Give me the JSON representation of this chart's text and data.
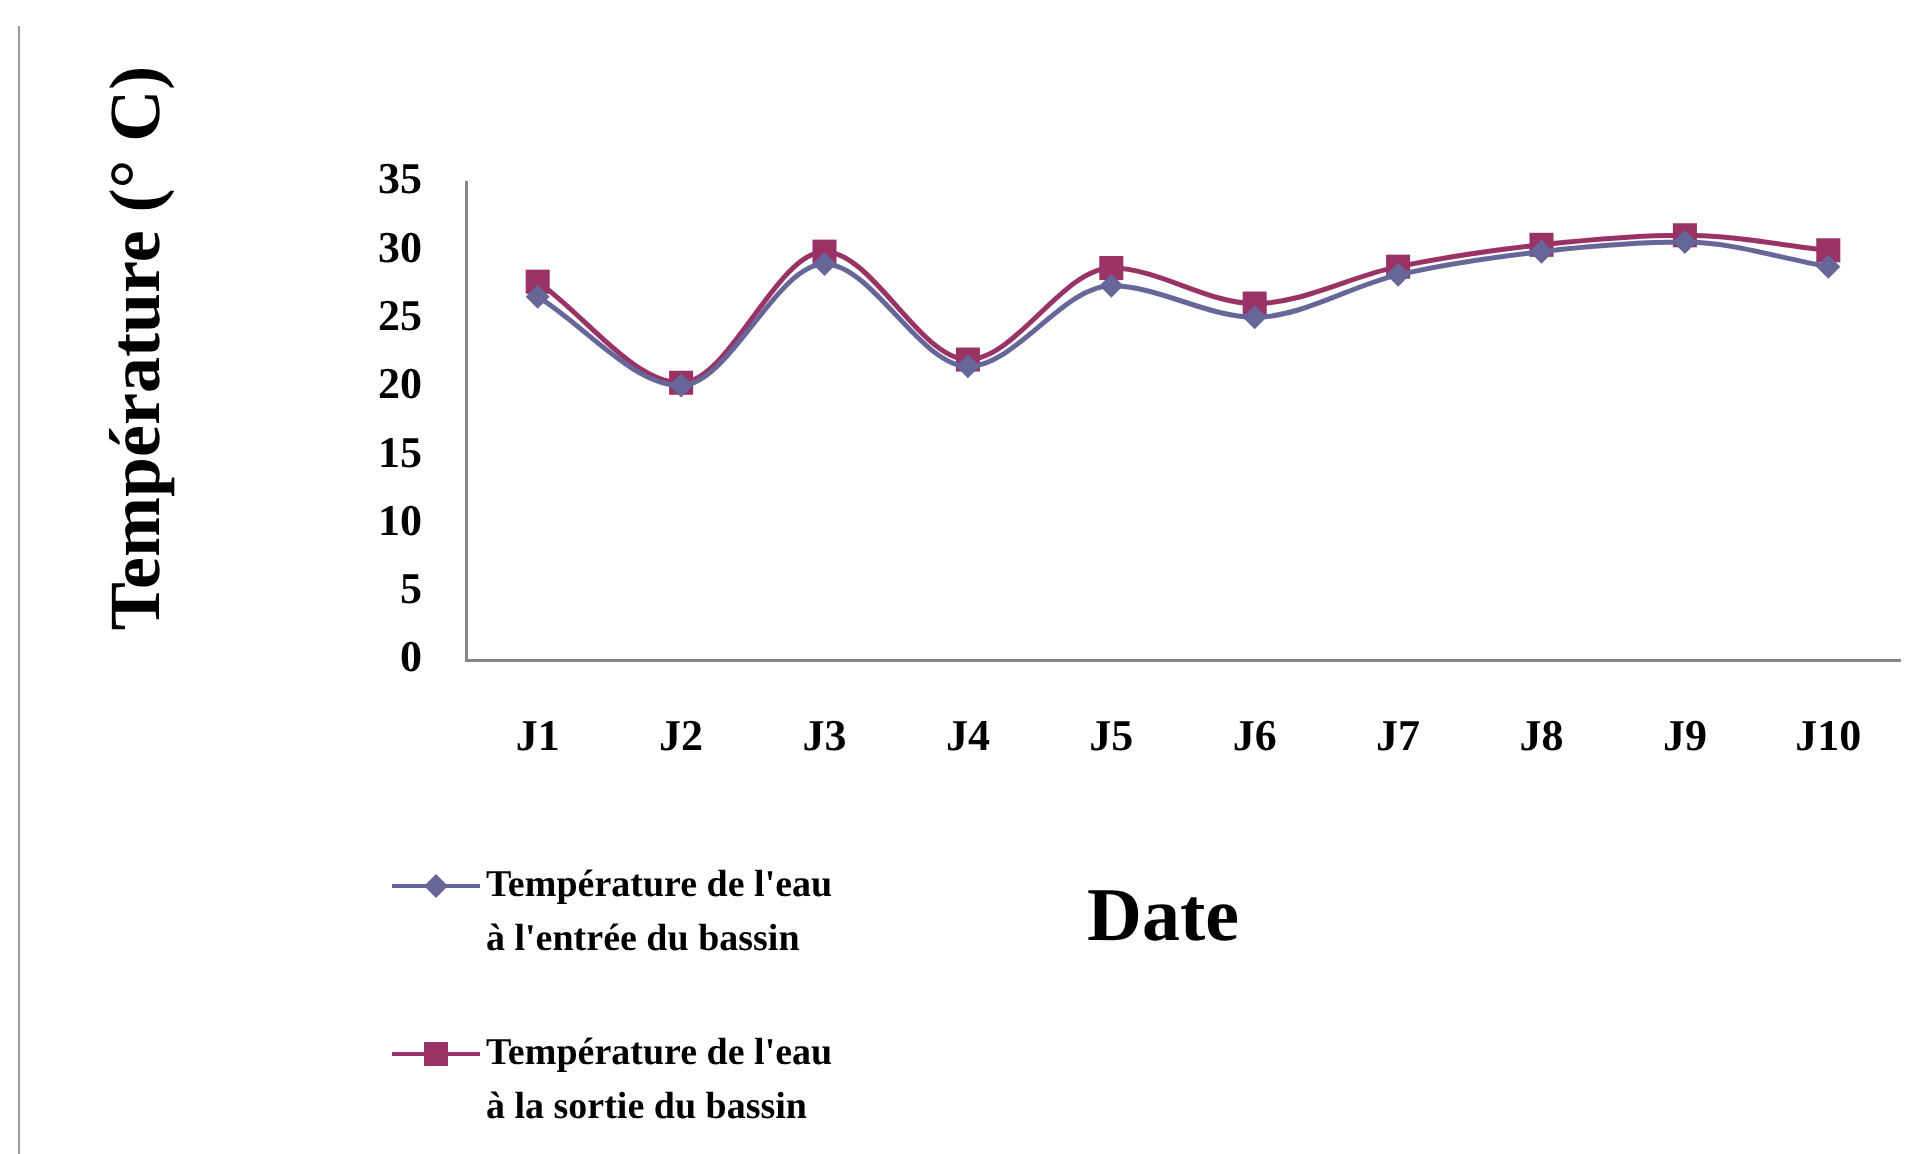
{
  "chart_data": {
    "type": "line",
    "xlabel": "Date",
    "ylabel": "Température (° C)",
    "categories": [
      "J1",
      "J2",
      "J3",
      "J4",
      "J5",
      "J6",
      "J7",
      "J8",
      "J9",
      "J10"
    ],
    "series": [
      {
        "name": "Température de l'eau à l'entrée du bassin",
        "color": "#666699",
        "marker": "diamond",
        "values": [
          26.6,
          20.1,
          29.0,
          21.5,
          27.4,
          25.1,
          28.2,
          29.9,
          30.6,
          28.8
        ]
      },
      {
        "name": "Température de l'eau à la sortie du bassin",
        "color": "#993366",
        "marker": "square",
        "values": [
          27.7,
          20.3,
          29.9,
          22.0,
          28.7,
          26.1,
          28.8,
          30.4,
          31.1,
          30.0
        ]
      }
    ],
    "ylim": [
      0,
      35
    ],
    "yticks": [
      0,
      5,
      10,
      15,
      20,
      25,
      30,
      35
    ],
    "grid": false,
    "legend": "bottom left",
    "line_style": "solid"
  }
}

◆ ◆ ◆ ◆ ◆ ◆ ◆

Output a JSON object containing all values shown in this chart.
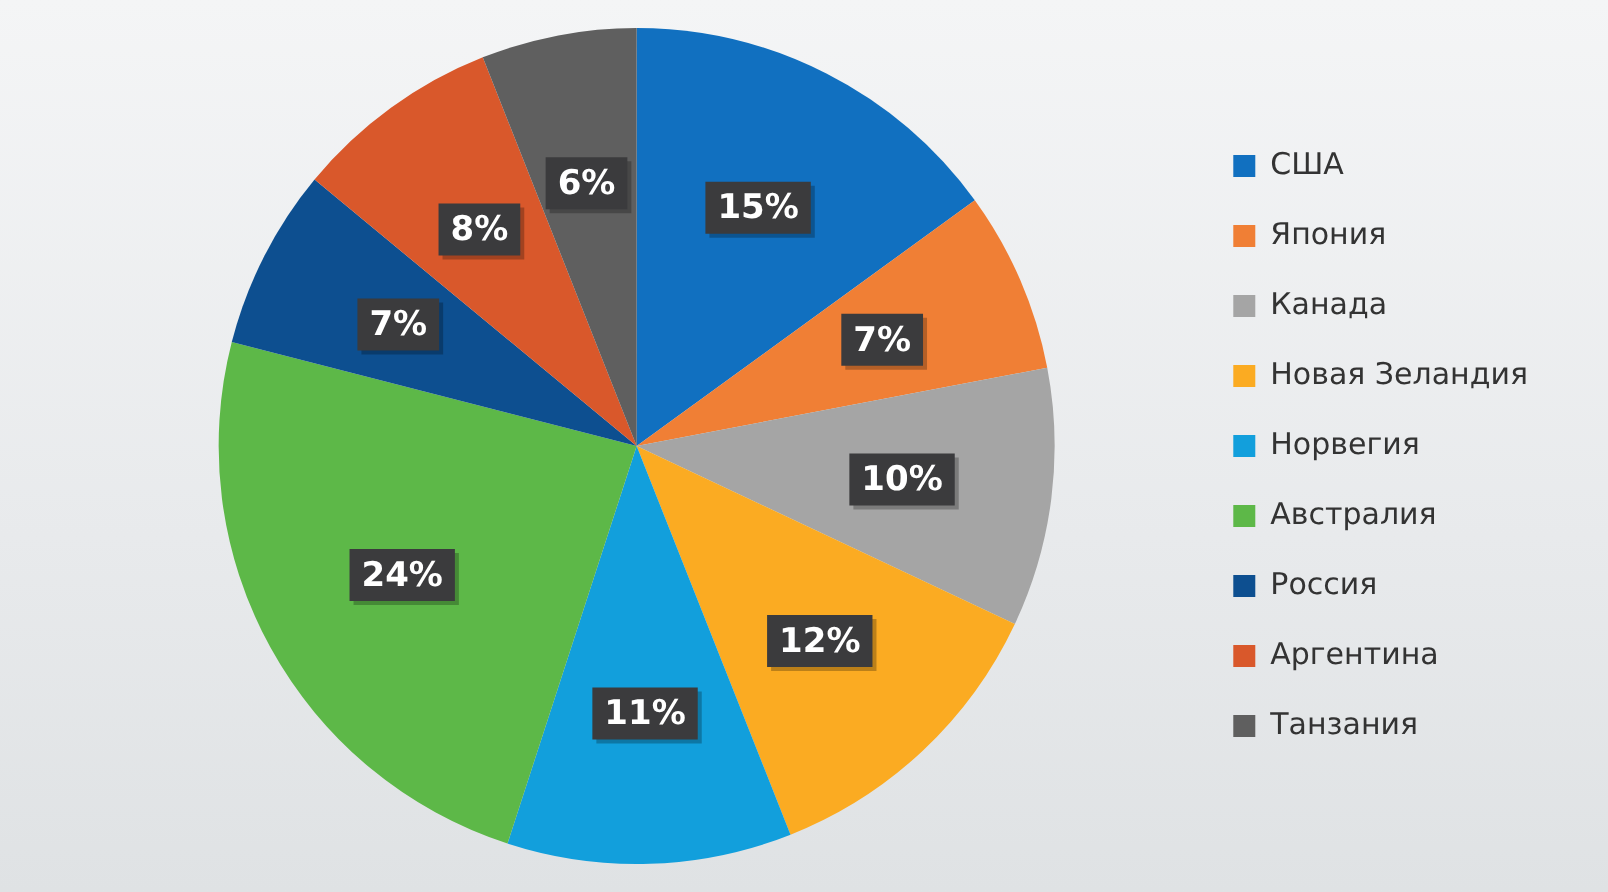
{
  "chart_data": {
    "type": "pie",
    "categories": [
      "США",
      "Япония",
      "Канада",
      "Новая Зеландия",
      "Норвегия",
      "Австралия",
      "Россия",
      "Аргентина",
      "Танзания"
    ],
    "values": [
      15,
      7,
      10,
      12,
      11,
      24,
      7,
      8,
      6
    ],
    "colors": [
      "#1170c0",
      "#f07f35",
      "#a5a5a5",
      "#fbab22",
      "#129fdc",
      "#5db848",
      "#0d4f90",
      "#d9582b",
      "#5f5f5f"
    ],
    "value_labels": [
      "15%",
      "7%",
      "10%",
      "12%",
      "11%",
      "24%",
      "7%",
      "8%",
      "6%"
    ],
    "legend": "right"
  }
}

◆ ◆ ◆ ◆ ◆ ◆ ◆

§ **The task**
Find every line with the word "Température" and state how many there are, with no other words.

§ **Answer in full**
3